-- Start of Given records --

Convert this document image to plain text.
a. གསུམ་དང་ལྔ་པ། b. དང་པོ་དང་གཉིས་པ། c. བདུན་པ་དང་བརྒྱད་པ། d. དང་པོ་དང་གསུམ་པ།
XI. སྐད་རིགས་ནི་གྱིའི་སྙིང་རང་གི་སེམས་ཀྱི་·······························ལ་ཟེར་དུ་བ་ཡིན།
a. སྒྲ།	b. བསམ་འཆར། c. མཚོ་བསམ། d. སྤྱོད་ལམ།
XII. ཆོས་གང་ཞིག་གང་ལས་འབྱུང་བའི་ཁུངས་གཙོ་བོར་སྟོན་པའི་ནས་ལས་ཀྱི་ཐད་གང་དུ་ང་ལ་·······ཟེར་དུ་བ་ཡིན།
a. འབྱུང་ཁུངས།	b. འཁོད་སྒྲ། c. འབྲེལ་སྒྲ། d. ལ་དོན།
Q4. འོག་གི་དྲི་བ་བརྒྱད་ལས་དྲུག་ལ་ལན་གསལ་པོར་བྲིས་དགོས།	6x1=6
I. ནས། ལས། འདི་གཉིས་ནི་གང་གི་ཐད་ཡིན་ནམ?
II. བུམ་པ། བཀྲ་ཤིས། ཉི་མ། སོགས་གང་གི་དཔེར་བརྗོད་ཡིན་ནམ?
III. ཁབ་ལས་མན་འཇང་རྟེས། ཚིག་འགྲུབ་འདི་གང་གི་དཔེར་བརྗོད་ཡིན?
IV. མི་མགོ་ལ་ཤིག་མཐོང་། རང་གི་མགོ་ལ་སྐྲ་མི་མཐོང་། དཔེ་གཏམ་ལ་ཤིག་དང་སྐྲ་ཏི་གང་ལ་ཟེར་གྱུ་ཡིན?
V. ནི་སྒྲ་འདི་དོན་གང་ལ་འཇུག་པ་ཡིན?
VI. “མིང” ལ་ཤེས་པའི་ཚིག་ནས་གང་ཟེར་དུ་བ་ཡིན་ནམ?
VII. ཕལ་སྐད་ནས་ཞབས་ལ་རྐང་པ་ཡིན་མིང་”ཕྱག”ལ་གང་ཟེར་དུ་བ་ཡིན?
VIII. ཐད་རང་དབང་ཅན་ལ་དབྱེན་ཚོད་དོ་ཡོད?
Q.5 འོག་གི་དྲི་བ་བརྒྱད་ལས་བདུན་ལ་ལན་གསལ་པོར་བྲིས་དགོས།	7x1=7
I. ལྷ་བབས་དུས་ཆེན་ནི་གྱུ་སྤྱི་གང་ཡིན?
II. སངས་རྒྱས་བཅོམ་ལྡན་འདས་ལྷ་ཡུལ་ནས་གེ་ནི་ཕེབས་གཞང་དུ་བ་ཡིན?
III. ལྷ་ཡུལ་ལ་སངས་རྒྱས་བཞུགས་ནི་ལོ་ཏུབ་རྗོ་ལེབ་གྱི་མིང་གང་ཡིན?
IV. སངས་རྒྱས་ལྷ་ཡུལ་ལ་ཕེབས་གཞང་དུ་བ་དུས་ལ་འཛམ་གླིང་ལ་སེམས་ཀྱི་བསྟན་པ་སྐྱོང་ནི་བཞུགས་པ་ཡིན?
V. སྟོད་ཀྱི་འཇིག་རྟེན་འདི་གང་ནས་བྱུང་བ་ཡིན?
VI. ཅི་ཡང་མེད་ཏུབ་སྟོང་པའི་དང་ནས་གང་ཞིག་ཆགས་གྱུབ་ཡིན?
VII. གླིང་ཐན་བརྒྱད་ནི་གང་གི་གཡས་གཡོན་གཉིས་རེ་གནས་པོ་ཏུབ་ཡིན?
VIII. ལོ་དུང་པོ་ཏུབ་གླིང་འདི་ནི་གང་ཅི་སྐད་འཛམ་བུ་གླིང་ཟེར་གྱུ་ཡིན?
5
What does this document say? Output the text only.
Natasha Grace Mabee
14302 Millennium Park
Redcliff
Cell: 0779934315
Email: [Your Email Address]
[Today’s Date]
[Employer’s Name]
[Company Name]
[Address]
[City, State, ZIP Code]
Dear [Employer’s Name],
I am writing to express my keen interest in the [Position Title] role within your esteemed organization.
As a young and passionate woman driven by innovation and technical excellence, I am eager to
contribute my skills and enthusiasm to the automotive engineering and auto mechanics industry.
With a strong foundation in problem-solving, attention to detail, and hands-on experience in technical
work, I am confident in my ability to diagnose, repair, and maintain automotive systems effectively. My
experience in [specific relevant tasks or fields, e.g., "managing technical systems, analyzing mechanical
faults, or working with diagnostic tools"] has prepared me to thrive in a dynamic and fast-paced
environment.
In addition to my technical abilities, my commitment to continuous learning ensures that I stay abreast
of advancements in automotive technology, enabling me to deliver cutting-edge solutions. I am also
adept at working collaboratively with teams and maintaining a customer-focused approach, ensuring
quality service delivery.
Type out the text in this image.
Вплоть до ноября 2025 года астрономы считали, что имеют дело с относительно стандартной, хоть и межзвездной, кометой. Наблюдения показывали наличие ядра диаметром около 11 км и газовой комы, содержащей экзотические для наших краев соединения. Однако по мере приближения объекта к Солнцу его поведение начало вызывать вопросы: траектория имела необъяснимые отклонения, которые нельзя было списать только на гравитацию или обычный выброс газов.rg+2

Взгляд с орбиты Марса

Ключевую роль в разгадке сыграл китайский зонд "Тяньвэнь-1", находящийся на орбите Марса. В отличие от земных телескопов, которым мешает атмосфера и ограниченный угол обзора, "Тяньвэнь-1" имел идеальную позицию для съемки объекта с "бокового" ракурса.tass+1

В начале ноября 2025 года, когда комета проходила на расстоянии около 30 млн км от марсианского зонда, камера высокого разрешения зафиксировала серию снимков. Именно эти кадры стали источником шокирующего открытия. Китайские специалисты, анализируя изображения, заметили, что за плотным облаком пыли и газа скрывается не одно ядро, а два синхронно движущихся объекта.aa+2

-- End of Given records --

Written exercise
Collect, from the material above, every line containing the word "Employer".

Output for this task
[Employer’s Name]
Dear [Employer’s Name],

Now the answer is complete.